─── Record excerpts ───

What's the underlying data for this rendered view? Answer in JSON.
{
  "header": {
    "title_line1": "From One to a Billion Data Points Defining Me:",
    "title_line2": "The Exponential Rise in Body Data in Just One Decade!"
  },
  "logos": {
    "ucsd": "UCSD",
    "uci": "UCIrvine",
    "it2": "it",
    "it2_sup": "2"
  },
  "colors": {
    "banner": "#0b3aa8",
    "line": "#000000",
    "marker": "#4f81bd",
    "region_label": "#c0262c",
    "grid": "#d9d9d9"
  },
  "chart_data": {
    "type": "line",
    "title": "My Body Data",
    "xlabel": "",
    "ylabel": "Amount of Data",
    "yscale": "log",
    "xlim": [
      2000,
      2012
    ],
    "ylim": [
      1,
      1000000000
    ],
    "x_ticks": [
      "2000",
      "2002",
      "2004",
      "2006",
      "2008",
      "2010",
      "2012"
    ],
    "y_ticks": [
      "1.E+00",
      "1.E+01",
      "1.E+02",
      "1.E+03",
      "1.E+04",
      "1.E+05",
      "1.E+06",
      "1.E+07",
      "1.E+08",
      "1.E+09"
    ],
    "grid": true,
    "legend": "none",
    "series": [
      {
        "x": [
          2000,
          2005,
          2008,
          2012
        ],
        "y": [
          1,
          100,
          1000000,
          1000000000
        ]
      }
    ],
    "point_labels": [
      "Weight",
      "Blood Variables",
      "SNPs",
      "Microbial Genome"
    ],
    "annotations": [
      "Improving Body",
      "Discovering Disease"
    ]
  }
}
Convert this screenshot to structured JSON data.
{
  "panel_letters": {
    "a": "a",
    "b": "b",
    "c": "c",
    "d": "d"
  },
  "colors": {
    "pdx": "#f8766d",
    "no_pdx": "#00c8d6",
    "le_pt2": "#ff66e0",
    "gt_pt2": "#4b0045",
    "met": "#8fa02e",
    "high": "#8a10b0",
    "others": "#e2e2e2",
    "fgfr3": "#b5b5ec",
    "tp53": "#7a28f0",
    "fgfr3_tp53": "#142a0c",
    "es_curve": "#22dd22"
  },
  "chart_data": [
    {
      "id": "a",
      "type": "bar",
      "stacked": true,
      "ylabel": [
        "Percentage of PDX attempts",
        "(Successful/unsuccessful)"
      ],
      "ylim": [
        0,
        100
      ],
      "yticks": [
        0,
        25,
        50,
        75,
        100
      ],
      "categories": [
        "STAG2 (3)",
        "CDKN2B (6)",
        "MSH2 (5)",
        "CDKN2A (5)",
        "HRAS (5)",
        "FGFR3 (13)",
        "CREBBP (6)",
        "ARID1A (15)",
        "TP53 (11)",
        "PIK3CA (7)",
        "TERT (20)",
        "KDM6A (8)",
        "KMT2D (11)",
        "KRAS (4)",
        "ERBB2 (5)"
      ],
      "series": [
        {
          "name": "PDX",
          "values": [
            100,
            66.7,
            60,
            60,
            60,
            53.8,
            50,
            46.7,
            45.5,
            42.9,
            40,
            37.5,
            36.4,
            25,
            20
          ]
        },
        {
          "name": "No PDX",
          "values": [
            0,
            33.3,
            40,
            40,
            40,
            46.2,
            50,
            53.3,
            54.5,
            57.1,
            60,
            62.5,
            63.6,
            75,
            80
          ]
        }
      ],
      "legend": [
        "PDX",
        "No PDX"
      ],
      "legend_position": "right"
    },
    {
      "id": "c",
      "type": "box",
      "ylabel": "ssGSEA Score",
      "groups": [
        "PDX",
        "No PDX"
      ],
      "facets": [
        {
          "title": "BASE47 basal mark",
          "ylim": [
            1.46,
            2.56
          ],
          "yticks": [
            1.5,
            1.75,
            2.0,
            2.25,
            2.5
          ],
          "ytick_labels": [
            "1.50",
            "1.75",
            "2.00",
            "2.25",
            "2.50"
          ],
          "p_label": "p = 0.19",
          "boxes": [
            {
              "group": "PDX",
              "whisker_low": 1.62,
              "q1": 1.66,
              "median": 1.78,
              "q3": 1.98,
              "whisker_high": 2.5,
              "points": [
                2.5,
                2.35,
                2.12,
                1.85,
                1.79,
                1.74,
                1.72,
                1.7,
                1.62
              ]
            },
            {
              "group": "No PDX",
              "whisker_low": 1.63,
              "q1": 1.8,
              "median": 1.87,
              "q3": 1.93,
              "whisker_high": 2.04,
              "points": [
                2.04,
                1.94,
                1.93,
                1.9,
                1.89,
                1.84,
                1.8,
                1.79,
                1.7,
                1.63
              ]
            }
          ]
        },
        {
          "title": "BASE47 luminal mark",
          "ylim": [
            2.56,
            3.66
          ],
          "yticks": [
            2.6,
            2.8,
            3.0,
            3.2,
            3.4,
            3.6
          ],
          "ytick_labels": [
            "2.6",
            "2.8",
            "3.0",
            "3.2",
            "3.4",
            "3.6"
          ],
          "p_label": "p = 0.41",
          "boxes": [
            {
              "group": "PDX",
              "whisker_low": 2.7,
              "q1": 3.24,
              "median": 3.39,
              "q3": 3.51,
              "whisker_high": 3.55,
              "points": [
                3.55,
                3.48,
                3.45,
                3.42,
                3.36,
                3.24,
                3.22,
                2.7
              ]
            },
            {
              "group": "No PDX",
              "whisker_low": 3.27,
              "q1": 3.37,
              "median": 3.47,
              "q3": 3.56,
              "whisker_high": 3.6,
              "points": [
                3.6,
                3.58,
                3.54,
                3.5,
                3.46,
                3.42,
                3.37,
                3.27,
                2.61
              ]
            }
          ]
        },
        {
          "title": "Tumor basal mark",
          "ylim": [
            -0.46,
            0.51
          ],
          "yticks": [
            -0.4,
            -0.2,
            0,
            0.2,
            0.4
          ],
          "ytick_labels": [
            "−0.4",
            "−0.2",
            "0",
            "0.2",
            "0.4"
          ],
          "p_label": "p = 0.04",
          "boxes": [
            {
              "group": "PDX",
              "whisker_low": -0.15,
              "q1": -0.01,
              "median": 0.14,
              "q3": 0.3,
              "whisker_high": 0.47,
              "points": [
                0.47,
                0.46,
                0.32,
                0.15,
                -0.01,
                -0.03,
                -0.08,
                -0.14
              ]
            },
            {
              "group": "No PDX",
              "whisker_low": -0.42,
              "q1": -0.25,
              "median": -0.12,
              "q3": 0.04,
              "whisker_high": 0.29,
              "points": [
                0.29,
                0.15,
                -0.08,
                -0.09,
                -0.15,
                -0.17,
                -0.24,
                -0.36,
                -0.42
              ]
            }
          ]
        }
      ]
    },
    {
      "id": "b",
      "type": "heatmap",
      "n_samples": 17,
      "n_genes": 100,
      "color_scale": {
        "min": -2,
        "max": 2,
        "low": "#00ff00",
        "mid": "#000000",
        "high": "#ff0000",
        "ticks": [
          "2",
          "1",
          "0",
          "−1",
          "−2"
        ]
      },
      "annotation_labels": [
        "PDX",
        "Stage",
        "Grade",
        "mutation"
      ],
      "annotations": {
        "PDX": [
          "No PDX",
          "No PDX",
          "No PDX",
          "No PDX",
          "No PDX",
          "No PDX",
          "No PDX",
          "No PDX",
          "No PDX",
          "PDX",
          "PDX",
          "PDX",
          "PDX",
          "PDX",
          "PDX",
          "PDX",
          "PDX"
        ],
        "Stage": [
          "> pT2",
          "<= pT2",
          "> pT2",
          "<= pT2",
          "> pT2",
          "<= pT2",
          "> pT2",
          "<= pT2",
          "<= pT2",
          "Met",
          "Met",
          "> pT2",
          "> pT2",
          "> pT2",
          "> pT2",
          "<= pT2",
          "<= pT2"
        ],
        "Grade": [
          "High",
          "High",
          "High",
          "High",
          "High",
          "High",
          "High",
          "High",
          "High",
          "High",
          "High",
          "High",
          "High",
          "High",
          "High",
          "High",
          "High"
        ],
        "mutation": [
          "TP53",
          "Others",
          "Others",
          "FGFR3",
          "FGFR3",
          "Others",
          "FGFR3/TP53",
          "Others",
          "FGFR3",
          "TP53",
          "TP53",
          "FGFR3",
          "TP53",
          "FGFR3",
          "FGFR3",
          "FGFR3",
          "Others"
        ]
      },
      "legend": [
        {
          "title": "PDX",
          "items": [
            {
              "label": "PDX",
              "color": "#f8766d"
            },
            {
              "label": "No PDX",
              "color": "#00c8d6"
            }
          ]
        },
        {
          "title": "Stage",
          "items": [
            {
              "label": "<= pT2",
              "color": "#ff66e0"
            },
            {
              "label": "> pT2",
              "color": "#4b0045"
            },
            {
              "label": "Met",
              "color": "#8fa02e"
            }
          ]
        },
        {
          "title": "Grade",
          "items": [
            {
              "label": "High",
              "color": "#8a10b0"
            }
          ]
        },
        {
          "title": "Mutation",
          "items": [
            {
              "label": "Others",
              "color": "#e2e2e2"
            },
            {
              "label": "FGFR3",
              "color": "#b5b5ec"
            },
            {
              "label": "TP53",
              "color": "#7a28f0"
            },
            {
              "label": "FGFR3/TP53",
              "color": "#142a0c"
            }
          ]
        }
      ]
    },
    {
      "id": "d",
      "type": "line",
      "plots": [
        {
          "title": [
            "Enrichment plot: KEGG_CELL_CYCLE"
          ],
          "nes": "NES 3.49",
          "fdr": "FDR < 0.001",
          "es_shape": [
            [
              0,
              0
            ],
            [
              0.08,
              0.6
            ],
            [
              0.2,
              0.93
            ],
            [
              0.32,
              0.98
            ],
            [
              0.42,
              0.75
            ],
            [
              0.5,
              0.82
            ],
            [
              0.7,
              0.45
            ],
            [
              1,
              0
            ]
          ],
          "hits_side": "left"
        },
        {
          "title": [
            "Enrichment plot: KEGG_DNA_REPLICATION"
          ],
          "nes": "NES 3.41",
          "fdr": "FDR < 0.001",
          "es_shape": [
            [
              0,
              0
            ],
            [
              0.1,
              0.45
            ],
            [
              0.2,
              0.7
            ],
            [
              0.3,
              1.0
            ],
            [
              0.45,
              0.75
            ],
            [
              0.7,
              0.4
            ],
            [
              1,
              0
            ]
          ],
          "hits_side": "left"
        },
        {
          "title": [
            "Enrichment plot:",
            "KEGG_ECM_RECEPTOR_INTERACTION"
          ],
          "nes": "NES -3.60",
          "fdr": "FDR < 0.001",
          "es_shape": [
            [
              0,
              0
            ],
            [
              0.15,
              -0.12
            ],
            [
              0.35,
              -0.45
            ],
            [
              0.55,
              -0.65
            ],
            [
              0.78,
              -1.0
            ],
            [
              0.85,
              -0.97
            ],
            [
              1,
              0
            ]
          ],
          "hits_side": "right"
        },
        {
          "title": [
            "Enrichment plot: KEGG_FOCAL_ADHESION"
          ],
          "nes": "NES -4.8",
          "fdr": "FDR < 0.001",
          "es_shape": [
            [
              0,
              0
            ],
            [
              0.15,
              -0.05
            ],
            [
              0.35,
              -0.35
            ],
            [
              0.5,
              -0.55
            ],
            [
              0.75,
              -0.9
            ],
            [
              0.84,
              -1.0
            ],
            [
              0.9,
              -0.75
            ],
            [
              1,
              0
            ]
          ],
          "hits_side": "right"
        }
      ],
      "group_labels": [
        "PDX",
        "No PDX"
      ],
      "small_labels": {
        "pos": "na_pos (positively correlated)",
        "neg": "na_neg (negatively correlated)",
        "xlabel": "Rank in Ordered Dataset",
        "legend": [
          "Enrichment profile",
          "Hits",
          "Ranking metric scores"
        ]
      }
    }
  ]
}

───

Give the number of lines above that hold "Enrichment", with no other words.

5